Report how many lines contain "میزان". Give the number and nothing else.

==*==

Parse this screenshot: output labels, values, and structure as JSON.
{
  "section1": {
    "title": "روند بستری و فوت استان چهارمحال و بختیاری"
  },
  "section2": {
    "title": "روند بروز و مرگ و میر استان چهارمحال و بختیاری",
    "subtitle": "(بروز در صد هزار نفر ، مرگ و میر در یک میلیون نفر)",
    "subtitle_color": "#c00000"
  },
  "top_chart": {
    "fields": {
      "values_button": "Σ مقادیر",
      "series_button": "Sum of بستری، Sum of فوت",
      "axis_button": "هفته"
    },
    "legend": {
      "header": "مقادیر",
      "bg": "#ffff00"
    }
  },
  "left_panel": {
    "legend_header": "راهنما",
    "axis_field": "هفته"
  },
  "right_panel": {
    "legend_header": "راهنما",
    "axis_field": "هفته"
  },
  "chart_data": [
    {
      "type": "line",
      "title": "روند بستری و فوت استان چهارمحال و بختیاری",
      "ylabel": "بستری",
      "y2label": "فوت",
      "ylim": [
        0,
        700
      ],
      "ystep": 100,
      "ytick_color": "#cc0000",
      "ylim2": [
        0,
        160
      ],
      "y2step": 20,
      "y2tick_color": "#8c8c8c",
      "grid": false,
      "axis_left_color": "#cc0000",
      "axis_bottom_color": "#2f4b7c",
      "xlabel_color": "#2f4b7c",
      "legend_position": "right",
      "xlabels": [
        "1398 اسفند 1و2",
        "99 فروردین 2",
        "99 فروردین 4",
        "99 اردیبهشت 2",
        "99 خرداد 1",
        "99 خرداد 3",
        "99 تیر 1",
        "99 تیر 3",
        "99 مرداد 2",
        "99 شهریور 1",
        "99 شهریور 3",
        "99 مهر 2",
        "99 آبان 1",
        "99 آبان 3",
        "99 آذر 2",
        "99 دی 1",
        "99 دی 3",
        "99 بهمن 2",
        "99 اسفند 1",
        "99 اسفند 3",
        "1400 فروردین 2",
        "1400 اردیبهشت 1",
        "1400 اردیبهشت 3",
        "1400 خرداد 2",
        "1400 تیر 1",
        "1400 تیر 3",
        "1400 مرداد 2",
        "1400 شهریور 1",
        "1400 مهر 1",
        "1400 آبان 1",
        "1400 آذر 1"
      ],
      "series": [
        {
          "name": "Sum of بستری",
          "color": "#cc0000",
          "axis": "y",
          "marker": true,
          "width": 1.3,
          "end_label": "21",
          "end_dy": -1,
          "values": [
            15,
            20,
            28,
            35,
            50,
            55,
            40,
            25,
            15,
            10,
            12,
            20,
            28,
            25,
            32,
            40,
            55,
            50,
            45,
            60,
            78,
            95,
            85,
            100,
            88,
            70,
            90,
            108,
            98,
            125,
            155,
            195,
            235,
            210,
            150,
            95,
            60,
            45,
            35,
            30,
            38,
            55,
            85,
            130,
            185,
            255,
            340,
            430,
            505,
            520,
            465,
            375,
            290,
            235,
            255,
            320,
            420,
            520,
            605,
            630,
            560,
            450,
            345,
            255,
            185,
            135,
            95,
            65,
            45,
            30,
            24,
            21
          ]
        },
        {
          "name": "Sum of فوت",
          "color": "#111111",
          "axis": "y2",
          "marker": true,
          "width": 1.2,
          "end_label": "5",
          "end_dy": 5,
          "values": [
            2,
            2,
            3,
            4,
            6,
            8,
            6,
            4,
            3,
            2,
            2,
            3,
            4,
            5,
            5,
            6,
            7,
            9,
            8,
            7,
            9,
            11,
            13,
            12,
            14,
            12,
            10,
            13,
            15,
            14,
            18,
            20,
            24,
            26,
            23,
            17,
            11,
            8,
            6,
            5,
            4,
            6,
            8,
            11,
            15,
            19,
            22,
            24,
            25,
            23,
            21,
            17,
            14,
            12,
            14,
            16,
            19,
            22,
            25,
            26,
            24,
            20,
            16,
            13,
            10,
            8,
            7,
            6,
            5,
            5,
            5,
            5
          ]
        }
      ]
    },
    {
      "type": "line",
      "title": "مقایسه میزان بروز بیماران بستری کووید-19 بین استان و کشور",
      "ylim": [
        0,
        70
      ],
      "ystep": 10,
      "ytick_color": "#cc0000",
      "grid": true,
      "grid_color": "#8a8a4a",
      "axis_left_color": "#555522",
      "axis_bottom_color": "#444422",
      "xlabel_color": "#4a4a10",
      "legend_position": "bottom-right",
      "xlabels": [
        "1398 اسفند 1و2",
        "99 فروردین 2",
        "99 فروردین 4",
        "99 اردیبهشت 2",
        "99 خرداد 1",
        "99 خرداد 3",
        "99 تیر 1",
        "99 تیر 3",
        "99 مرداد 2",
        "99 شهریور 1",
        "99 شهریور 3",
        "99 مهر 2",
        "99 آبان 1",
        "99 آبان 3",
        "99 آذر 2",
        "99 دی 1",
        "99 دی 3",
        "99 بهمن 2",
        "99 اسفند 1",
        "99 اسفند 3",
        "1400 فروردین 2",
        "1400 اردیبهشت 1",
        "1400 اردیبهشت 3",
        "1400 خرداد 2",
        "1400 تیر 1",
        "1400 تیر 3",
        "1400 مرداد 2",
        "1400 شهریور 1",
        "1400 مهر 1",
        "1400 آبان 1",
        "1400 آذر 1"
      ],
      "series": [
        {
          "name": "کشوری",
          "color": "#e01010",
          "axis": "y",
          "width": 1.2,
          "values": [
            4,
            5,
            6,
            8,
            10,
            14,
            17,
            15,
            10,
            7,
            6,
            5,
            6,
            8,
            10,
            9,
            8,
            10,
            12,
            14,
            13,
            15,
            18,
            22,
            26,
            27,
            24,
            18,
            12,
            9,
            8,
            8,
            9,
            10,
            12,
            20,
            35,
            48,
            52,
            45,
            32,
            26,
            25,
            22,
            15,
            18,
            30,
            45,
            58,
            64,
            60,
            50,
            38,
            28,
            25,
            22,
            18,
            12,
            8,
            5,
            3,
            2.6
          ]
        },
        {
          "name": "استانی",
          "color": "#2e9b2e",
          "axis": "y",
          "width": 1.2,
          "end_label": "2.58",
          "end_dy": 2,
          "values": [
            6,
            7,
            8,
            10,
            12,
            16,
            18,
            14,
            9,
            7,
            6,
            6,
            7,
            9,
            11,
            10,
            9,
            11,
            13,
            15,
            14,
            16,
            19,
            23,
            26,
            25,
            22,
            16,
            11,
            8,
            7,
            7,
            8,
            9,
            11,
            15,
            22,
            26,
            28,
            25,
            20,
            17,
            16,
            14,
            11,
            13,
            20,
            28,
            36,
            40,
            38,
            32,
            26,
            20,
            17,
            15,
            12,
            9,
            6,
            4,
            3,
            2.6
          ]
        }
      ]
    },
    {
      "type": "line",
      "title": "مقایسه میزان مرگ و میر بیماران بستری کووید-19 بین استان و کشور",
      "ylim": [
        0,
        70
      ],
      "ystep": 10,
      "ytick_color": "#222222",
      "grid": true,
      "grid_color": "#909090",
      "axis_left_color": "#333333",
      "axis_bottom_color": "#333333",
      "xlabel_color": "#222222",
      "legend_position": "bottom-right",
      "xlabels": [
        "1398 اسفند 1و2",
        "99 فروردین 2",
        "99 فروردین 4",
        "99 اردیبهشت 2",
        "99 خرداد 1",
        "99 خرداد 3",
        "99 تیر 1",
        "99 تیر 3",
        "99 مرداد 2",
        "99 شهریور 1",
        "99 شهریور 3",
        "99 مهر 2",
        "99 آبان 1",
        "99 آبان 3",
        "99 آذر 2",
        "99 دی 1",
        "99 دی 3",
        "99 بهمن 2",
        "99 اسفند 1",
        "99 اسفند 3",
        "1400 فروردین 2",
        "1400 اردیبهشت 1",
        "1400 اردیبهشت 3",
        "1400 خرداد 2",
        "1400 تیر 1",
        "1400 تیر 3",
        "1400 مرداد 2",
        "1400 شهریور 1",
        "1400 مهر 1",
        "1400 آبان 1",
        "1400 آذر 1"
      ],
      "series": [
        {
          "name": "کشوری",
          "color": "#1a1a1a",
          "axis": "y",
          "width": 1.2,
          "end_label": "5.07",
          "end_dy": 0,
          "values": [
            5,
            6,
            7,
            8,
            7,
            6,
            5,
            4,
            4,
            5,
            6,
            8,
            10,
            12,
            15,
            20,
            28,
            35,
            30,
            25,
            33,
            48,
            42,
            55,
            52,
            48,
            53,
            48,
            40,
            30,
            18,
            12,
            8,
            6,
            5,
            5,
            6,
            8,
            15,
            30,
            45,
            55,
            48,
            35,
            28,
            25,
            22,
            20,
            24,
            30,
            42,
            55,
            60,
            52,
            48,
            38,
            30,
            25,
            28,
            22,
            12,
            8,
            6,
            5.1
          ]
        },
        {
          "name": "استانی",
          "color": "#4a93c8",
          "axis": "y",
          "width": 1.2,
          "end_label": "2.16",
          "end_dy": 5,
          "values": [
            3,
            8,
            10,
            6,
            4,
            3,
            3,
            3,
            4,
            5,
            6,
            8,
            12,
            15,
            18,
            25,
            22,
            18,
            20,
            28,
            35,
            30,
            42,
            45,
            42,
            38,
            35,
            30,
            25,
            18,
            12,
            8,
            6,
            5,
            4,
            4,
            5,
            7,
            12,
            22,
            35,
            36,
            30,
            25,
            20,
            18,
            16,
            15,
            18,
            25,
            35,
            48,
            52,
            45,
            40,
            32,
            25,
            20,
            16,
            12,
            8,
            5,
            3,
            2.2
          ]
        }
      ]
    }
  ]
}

==*==

TASK ANSWER: 2